Consigne -
Recopiez fidèlement le passage du texte sur la relance économique verte compris entre « C'est à n'y » et « à la légère. », ces deux extraits inclus.

Texte du document -
C'est à n'y rien comprendre. Certains prétendent que l'environnement est complètement occulté par la crise économique. D'autres affirment que les dirigeants du monde n'ont jamais autant misé sur l'environnement, afin de relancer, justement, leur économie.

Qu'en est-il au juste, au lendemain de la rencontre du G20 où les pays se sont engagés à donner une teinte verte à leurs plans respectifs «afin de susciter une relance dynamique, durable et soucieuse de l'environnement» ?

Des mots, des mots, encore des mots, diront les plus cyniques. Or, un examen détaillé des annonces faites par les plus grandes économies révèle que certains n'ont pas pris cette promesse à la légère.

«L'approche privilégiée dans plusieurs pays est très prometteuse, confirme Hugo Séguin, expert des changements climatiques chez Équiterre. On mise sur des grands systèmes de transport, sur des réseaux énergétiques intelligents, etc. Certains pays ont bel et bien intégré le discours d'économie verte à leur plan de relance.»

Données -

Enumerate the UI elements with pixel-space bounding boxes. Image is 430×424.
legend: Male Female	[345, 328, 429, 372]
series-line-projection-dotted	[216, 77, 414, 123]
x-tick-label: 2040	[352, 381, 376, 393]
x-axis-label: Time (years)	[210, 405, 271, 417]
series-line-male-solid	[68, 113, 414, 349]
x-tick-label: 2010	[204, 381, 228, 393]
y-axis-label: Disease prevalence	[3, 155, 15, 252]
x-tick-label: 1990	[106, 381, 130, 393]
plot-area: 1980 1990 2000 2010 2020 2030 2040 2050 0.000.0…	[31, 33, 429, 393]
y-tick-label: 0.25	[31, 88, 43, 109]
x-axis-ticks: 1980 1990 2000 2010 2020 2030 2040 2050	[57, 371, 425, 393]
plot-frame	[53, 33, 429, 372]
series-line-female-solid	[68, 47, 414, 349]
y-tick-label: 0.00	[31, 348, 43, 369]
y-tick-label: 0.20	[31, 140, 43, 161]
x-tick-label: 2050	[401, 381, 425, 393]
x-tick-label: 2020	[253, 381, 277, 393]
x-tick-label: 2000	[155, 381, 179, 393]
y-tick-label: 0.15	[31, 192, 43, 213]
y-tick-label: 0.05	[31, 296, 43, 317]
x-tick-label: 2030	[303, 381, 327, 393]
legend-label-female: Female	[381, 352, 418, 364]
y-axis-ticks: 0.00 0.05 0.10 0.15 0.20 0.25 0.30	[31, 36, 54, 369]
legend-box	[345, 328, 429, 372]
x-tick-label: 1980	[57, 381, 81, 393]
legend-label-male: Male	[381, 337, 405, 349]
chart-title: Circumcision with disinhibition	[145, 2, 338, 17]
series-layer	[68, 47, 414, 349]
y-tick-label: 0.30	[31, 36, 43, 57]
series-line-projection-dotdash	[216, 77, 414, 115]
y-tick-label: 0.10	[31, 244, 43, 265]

Réponse rédigée -
C'est à n'y rien comprendre. Certains prétendent que l'environnement est complètement occulté par la crise économique. D'autres affirment que les dirigeants du monde n'ont jamais autant misé sur l'environnement, afin de relancer, justement, leur économie.

Qu'en est-il au juste, au lendemain de la rencontre du G20 où les pays se sont engagés à donner une teinte verte à leurs plans respectifs «afin de susciter une relance dynamique, durable et soucieuse de l'environnement» ?

Des mots, des mots, encore des mots, diront les plus cyniques. Or, un examen détaillé des annonces faites par les plus grandes économies révèle que certains n'ont pas pris cette promesse à la légère.